(Dataset)
◆ ◆ ◆ ◆ ◆

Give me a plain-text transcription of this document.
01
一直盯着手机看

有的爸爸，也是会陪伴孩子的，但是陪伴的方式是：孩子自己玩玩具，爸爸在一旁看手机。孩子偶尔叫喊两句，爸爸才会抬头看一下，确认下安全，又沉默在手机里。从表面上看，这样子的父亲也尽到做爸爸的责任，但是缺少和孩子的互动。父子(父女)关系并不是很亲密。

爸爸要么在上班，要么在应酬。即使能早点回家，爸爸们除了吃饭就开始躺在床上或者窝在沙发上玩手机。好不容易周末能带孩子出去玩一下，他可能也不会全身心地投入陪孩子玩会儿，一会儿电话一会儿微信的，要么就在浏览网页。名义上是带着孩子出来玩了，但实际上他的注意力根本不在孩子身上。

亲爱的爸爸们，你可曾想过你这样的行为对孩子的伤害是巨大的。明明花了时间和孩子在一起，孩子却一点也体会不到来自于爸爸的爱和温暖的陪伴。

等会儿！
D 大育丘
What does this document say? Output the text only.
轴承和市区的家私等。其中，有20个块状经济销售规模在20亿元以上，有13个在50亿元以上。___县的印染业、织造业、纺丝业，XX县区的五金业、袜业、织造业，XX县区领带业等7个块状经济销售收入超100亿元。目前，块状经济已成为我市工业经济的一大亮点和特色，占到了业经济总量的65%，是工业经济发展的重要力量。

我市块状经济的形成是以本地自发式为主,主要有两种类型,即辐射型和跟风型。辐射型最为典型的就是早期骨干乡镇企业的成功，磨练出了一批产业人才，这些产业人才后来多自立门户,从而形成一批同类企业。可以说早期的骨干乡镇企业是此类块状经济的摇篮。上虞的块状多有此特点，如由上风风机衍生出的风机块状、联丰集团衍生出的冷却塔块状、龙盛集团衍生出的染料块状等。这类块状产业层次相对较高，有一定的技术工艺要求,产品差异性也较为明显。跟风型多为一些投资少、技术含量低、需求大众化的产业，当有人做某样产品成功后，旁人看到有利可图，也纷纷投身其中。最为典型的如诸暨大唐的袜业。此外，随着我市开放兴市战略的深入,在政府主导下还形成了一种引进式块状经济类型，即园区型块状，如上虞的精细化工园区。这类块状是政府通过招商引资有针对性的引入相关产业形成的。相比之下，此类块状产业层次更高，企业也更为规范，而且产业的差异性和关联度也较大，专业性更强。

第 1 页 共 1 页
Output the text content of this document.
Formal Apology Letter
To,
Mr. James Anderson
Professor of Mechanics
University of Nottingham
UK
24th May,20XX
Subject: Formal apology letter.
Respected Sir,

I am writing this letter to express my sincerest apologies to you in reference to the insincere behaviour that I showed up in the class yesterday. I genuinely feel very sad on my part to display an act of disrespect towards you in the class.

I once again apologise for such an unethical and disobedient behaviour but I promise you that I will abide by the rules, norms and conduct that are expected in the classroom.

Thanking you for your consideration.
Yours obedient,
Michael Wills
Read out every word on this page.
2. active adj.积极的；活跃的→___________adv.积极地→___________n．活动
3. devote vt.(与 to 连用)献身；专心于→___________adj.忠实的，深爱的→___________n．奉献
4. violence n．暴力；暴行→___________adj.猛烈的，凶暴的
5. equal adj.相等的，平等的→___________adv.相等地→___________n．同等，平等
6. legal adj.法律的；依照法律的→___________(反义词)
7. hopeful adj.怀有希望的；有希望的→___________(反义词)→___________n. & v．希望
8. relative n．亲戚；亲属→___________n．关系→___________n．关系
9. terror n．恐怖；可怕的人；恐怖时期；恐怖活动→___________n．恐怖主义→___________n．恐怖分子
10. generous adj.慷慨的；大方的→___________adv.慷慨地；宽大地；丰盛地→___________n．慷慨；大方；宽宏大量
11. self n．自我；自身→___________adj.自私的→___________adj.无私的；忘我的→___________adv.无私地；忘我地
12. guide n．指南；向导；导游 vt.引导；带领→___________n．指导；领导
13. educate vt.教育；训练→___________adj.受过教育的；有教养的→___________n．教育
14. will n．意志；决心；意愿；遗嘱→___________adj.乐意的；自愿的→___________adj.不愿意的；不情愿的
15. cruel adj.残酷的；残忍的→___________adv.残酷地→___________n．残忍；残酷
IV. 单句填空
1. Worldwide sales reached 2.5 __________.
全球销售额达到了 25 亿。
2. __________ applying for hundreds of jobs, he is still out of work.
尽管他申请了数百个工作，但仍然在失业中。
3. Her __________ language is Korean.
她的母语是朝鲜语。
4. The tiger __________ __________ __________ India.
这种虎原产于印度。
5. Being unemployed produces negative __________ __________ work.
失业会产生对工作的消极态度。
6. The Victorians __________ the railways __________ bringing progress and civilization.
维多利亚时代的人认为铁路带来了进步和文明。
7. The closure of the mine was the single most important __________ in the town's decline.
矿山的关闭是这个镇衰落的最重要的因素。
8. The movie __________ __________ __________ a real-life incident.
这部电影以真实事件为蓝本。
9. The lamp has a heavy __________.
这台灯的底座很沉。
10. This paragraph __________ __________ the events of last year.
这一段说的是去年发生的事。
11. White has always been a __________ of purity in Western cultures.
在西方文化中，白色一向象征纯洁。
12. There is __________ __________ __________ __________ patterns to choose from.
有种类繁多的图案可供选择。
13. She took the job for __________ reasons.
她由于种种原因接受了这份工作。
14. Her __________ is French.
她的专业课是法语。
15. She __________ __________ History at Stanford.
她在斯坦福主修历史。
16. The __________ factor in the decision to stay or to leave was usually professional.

◆ ◆ ◆ ◆ ◆

(What to do) Pull every line containing "document" from the data.

(Answer below)
Give me a plain-text transcription of this document.
What does this document say? Output the text only.
Output the text content of this document.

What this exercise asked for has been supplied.